Dataset items:

══════════

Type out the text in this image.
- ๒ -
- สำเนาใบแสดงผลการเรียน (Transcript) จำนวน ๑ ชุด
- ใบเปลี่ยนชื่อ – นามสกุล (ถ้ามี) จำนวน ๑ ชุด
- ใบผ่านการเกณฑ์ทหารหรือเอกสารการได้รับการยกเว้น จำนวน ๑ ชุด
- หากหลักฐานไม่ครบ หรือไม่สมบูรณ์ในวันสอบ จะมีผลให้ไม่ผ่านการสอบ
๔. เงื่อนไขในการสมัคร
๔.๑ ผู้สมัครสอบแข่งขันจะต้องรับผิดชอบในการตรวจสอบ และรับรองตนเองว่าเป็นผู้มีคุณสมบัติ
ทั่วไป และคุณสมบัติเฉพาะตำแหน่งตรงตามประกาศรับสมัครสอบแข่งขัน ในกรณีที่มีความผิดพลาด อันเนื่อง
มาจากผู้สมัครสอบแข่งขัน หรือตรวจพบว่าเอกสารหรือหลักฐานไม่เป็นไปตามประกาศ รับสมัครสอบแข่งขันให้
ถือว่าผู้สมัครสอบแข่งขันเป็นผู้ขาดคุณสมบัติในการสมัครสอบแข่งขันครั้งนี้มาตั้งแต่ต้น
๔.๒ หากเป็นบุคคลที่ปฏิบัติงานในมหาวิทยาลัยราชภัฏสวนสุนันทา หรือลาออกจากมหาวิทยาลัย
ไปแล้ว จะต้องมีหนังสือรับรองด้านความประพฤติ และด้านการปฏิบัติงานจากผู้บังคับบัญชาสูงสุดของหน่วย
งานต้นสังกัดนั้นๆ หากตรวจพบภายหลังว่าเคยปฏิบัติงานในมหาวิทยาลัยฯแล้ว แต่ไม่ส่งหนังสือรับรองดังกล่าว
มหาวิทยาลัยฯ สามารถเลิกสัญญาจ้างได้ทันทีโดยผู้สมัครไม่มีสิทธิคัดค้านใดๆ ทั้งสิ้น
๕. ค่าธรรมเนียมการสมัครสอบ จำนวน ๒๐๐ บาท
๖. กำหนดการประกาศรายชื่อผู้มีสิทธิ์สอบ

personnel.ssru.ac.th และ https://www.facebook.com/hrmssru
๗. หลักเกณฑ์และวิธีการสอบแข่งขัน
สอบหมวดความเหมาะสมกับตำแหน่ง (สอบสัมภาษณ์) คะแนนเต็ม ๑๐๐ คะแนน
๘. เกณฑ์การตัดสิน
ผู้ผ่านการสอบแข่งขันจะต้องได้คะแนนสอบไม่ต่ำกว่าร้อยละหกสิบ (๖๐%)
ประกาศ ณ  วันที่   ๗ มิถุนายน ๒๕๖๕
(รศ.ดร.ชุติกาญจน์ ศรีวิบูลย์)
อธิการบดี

══════════

Reproduce the material exactly, with every line intact.

Type out the text in this image.
- ๒ -
- สำเนาใบแสดงผลการเรียน (Transcript) จำนวน ๑ ชุด
- ใบเปลี่ยนชื่อ – นามสกุล (ถ้ามี) จำนวน ๑ ชุด
- ใบผ่านการเกณฑ์ทหารหรือเอกสารการได้รับการยกเว้น จำนวน ๑ ชุด
- หากหลักฐานไม่ครบ หรือไม่สมบูรณ์ในวันสอบ จะมีผลให้ไม่ผ่านการสอบ
๔. เงื่อนไขในการสมัคร
๔.๑ ผู้สมัครสอบแข่งขันจะต้องรับผิดชอบในการตรวจสอบ และรับรองตนเองว่าเป็นผู้มีคุณสมบัติ
ทั่วไป และคุณสมบัติเฉพาะตำแหน่งตรงตามประกาศรับสมัครสอบแข่งขัน ในกรณีที่มีความผิดพลาด อันเนื่อง
มาจากผู้สมัครสอบแข่งขัน หรือตรวจพบว่าเอกสารหรือหลักฐานไม่เป็นไปตามประกาศ รับสมัครสอบแข่งขันให้
ถือว่าผู้สมัครสอบแข่งขันเป็นผู้ขาดคุณสมบัติในการสมัครสอบแข่งขันครั้งนี้มาตั้งแต่ต้น
๔.๒ หากเป็นบุคคลที่ปฏิบัติงานในมหาวิทยาลัยราชภัฏสวนสุนันทา หรือลาออกจากมหาวิทยาลัย
ไปแล้ว จะต้องมีหนังสือรับรองด้านความประพฤติ และด้านการปฏิบัติงานจากผู้บังคับบัญชาสูงสุดของหน่วย
งานต้นสังกัดนั้นๆ หากตรวจพบภายหลังว่าเคยปฏิบัติงานในมหาวิทยาลัยฯแล้ว แต่ไม่ส่งหนังสือรับรองดังกล่าว
มหาวิทยาลัยฯ สามารถเลิกสัญญาจ้างได้ทันทีโดยผู้สมัครไม่มีสิทธิคัดค้านใดๆ ทั้งสิ้น
๕. ค่าธรรมเนียมการสมัครสอบ จำนวน ๒๐๐ บาท
๖. กำหนดการประกาศรายชื่อผู้มีสิทธิ์สอบ

personnel.ssru.ac.th และ https://www.facebook.com/hrmssru
๗. หลักเกณฑ์และวิธีการสอบแข่งขัน
สอบหมวดความเหมาะสมกับตำแหน่ง (สอบสัมภาษณ์) คะแนนเต็ม ๑๐๐ คะแนน
๘. เกณฑ์การตัดสิน
ผู้ผ่านการสอบแข่งขันจะต้องได้คะแนนสอบไม่ต่ำกว่าร้อยละหกสิบ (๖๐%)
ประกาศ ณ  วันที่   ๗ มิถุนายน ๒๕๖๕
(รศ.ดร.ชุติกาญจน์ ศรีวิบูลย์)
อธิการบดี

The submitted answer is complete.